THE REQUEST
Gather all lines in the data that hold the string "КУЛИНАРИЯ".

RECORD EXCERPTS
---+---
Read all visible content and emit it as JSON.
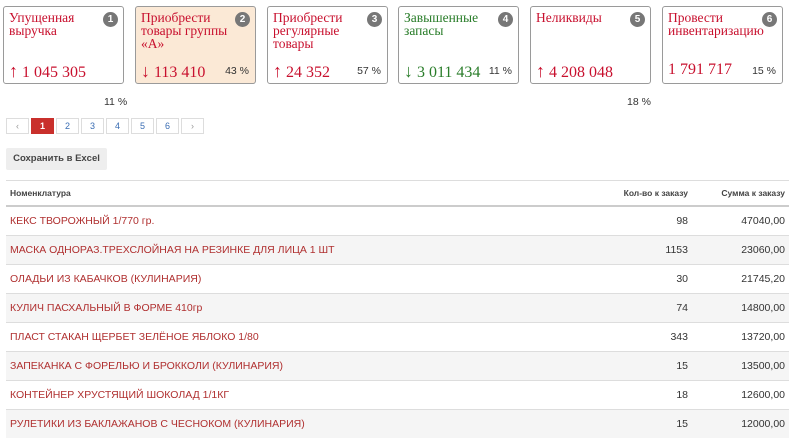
{
  "cards": [
    {
      "title": "Упущенная выручка",
      "badge": "1",
      "arrow": "↑",
      "value": "1 045 305",
      "color": "#c8102e",
      "pct": "",
      "below": "11 %"
    },
    {
      "title": "Приобрести товары группы «А»",
      "badge": "2",
      "arrow": "↓",
      "value": "113 410",
      "color": "#c8102e",
      "pct": "43 %",
      "below": ""
    },
    {
      "title": "Приобрести регулярные товары",
      "badge": "3",
      "arrow": "↑",
      "value": "24 352",
      "color": "#c8102e",
      "pct": "57 %",
      "below": ""
    },
    {
      "title": "Завышенные запасы",
      "badge": "4",
      "arrow": "↓",
      "value": "3 011 434",
      "color": "#2a7d2a",
      "pct": "11 %",
      "below": ""
    },
    {
      "title": "Неликвиды",
      "badge": "5",
      "arrow": "↑",
      "value": "4 208 048",
      "color": "#c8102e",
      "pct": "",
      "below": "18 %"
    },
    {
      "title": "Провести инвентаризацию",
      "badge": "6",
      "arrow": "",
      "value": "1 791 717",
      "color": "#c8102e",
      "pct": "15 %",
      "below": ""
    }
  ],
  "pager": {
    "prev": "‹",
    "next": "›",
    "pages": [
      "1",
      "2",
      "3",
      "4",
      "5",
      "6"
    ],
    "current": "1"
  },
  "excel_button": "Сохранить в Excel",
  "table": {
    "headers": {
      "name": "Номенклатура",
      "qty": "Кол-во к заказу",
      "sum": "Сумма к заказу"
    },
    "rows": [
      {
        "name": "КЕКС ТВОРОЖНЫЙ 1/770 гр.",
        "qty": "98",
        "sum": "47040,00"
      },
      {
        "name": "МАСКА ОДНОРАЗ.ТРЕХСЛОЙНАЯ НА РЕЗИНКЕ ДЛЯ ЛИЦА 1 ШТ",
        "qty": "1153",
        "sum": "23060,00"
      },
      {
        "name": "ОЛАДЬИ ИЗ КАБАЧКОВ (КУЛИНАРИЯ)",
        "qty": "30",
        "sum": "21745,20"
      },
      {
        "name": "КУЛИЧ ПАСХАЛЬНЫЙ В ФОРМЕ 410гр",
        "qty": "74",
        "sum": "14800,00"
      },
      {
        "name": "ПЛАСТ СТАКАН ЩЕРБЕТ ЗЕЛЁНОЕ ЯБЛОКО 1/80",
        "qty": "343",
        "sum": "13720,00"
      },
      {
        "name": "ЗАПЕКАНКА С ФОРЕЛЬЮ И БРОККОЛИ (КУЛИНАРИЯ)",
        "qty": "15",
        "sum": "13500,00"
      },
      {
        "name": "КОНТЕЙНЕР ХРУСТЯЩИЙ ШОКОЛАД 1/1КГ",
        "qty": "18",
        "sum": "12600,00"
      },
      {
        "name": "РУЛЕТИКИ ИЗ БАКЛАЖАНОВ С ЧЕСНОКОМ (КУЛИНАРИЯ)",
        "qty": "15",
        "sum": "12000,00"
      }
    ]
  }
}
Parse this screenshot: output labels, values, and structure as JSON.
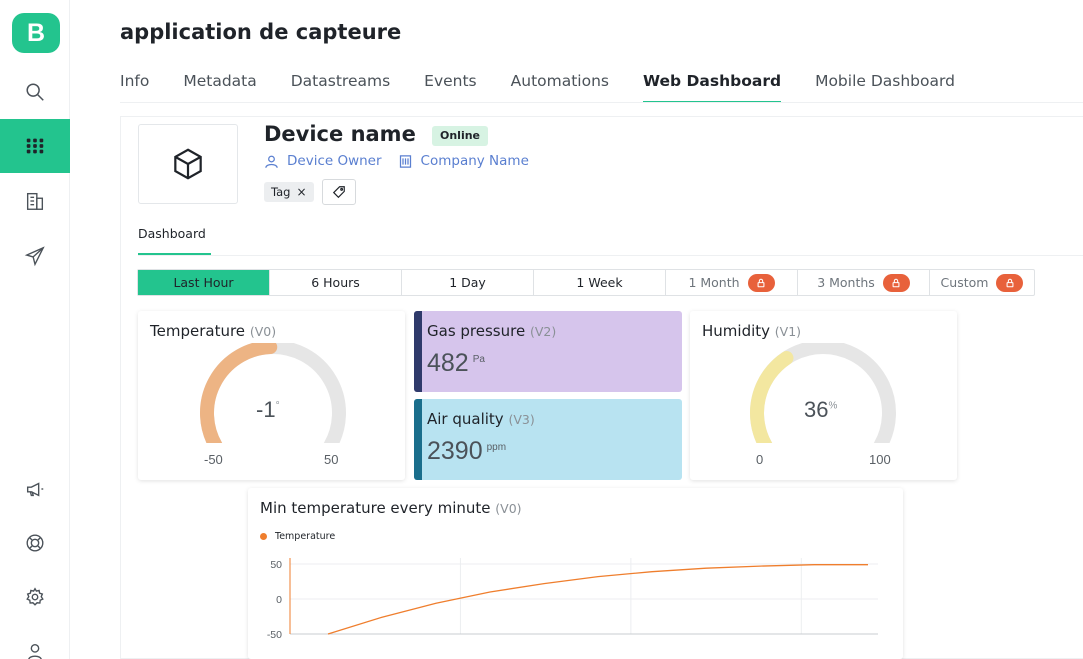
{
  "app": {
    "logo_letter": "B",
    "title": "application de capteure"
  },
  "sidebar": {
    "items": [
      {
        "name": "search",
        "icon": "search-icon",
        "active": false
      },
      {
        "name": "dashboard",
        "icon": "grid-icon",
        "active": true
      },
      {
        "name": "organizations",
        "icon": "building-icon",
        "active": false
      },
      {
        "name": "send",
        "icon": "paper-plane-icon",
        "active": false
      },
      {
        "name": "announcements",
        "icon": "megaphone-icon",
        "active": false
      },
      {
        "name": "help",
        "icon": "lifebuoy-icon",
        "active": false
      },
      {
        "name": "settings",
        "icon": "gear-icon",
        "active": false
      },
      {
        "name": "user",
        "icon": "user-icon",
        "active": false
      }
    ]
  },
  "tabs": [
    {
      "label": "Info",
      "active": false
    },
    {
      "label": "Metadata",
      "active": false
    },
    {
      "label": "Datastreams",
      "active": false
    },
    {
      "label": "Events",
      "active": false
    },
    {
      "label": "Automations",
      "active": false
    },
    {
      "label": "Web Dashboard",
      "active": true
    },
    {
      "label": "Mobile Dashboard",
      "active": false
    }
  ],
  "device": {
    "name": "Device name",
    "status": "Online",
    "owner": "Device Owner",
    "company": "Company Name",
    "tag": "Tag",
    "tag_remove": "×"
  },
  "subtab": {
    "label": "Dashboard"
  },
  "time_ranges": [
    {
      "label": "Last Hour",
      "active": true,
      "locked": false
    },
    {
      "label": "6 Hours",
      "active": false,
      "locked": false
    },
    {
      "label": "1 Day",
      "active": false,
      "locked": false
    },
    {
      "label": "1 Week",
      "active": false,
      "locked": false
    },
    {
      "label": "1 Month",
      "active": false,
      "locked": true
    },
    {
      "label": "3 Months",
      "active": false,
      "locked": true
    },
    {
      "label": "Custom",
      "active": false,
      "locked": true
    }
  ],
  "widgets": {
    "temperature": {
      "title": "Temperature",
      "pin": "(V0)",
      "value": "-1",
      "unit": "°",
      "min": "-50",
      "max": "50",
      "value_num": -1,
      "min_num": -50,
      "max_num": 50,
      "color": "#edb484"
    },
    "gas": {
      "title": "Gas pressure",
      "pin": "(V2)",
      "value": "482",
      "unit": "Pa",
      "bg": "#d6c5ec",
      "stripe": "#2f3a6b"
    },
    "air": {
      "title": "Air quality",
      "pin": "(V3)",
      "value": "2390",
      "unit": "ppm",
      "bg": "#b8e3f1",
      "stripe": "#1a6e8c"
    },
    "humidity": {
      "title": "Humidity",
      "pin": "(V1)",
      "value": "36",
      "unit": "%",
      "min": "0",
      "max": "100",
      "value_num": 36,
      "min_num": 0,
      "max_num": 100,
      "color": "#f3e7a0"
    }
  },
  "chart": {
    "title": "Min temperature every minute",
    "pin": "(V0)"
  },
  "chart_data": {
    "type": "line",
    "title": "Min temperature every minute",
    "xlabel": "",
    "ylabel": "",
    "ylim": [
      -50,
      50
    ],
    "y_ticks": [
      "50",
      "0",
      "-50"
    ],
    "series": [
      {
        "name": "Temperature",
        "color": "#ef7e2d",
        "x": [
          0,
          1,
          2,
          3,
          4,
          5,
          6,
          7,
          8,
          9,
          10
        ],
        "values": [
          -50,
          -26,
          -6,
          10,
          22,
          32,
          39,
          44,
          47,
          49,
          49
        ]
      }
    ],
    "grid": true,
    "legend": "top-left"
  }
}
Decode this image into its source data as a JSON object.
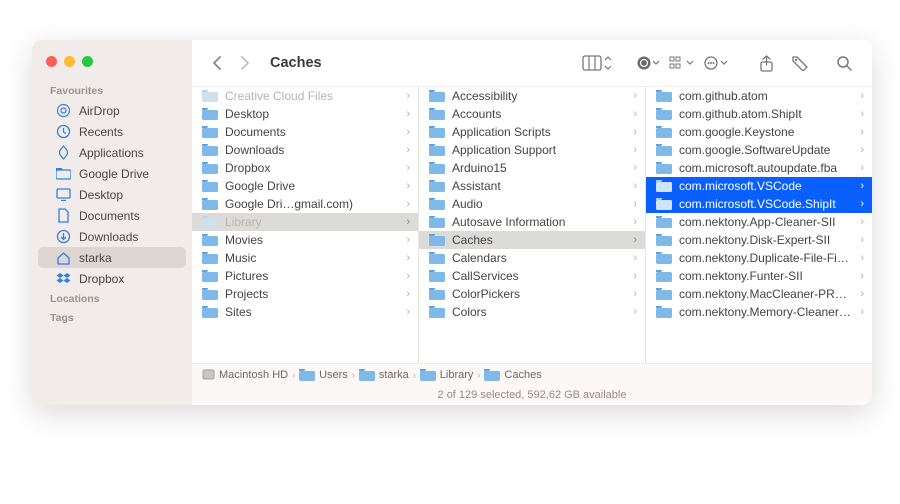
{
  "window": {
    "title": "Caches"
  },
  "sidebar": {
    "sections": [
      {
        "label": "Favourites",
        "items": [
          {
            "icon": "airdrop",
            "label": "AirDrop"
          },
          {
            "icon": "clock",
            "label": "Recents"
          },
          {
            "icon": "apps",
            "label": "Applications"
          },
          {
            "icon": "folder",
            "label": "Google Drive"
          },
          {
            "icon": "desktop",
            "label": "Desktop"
          },
          {
            "icon": "doc",
            "label": "Documents"
          },
          {
            "icon": "download",
            "label": "Downloads"
          },
          {
            "icon": "home",
            "label": "starka",
            "selected": true
          },
          {
            "icon": "dropbox",
            "label": "Dropbox"
          }
        ]
      },
      {
        "label": "Locations",
        "items": []
      },
      {
        "label": "Tags",
        "items": []
      }
    ]
  },
  "columns": [
    [
      {
        "label": "Creative Cloud Files",
        "dim": true
      },
      {
        "label": "Desktop"
      },
      {
        "label": "Documents"
      },
      {
        "label": "Downloads"
      },
      {
        "label": "Dropbox"
      },
      {
        "label": "Google Drive"
      },
      {
        "label": "Google Dri…gmail.com)"
      },
      {
        "label": "Library",
        "dim": true,
        "active": true
      },
      {
        "label": "Movies"
      },
      {
        "label": "Music"
      },
      {
        "label": "Pictures"
      },
      {
        "label": "Projects"
      },
      {
        "label": "Sites"
      }
    ],
    [
      {
        "label": "Accessibility"
      },
      {
        "label": "Accounts"
      },
      {
        "label": "Application Scripts"
      },
      {
        "label": "Application Support"
      },
      {
        "label": "Arduino15"
      },
      {
        "label": "Assistant"
      },
      {
        "label": "Audio"
      },
      {
        "label": "Autosave Information"
      },
      {
        "label": "Caches",
        "active": true
      },
      {
        "label": "Calendars"
      },
      {
        "label": "CallServices"
      },
      {
        "label": "ColorPickers"
      },
      {
        "label": "Colors"
      }
    ],
    [
      {
        "label": "com.github.atom"
      },
      {
        "label": "com.github.atom.ShipIt"
      },
      {
        "label": "com.google.Keystone"
      },
      {
        "label": "com.google.SoftwareUpdate"
      },
      {
        "label": "com.microsoft.autoupdate.fba"
      },
      {
        "label": "com.microsoft.VSCode",
        "selected": true
      },
      {
        "label": "com.microsoft.VSCode.ShipIt",
        "selected": true
      },
      {
        "label": "com.nektony.App-Cleaner-SII"
      },
      {
        "label": "com.nektony.Disk-Expert-SII"
      },
      {
        "label": "com.nektony.Duplicate-File-Finder-SII"
      },
      {
        "label": "com.nektony.Funter-SII"
      },
      {
        "label": "com.nektony.MacCleaner-PRO-SII"
      },
      {
        "label": "com.nektony.Memory-Cleaner-SII"
      }
    ]
  ],
  "path": [
    "Macintosh HD",
    "Users",
    "starka",
    "Library",
    "Caches"
  ],
  "status": "2 of 129 selected, 592,62 GB available"
}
---+---
OUTPUT FOR THIS TASK
        "name": "ОЛАДЬИ ИЗ КАБАЧКОВ (КУЛИНАРИЯ)",
        "name": "ЗАПЕКАНКА С ФОРЕЛЬЮ И БРОККОЛИ (КУЛИНАРИЯ)",
        "name": "РУЛЕТИКИ ИЗ БАКЛАЖАНОВ С ЧЕСНОКОМ (КУЛИНАРИЯ)",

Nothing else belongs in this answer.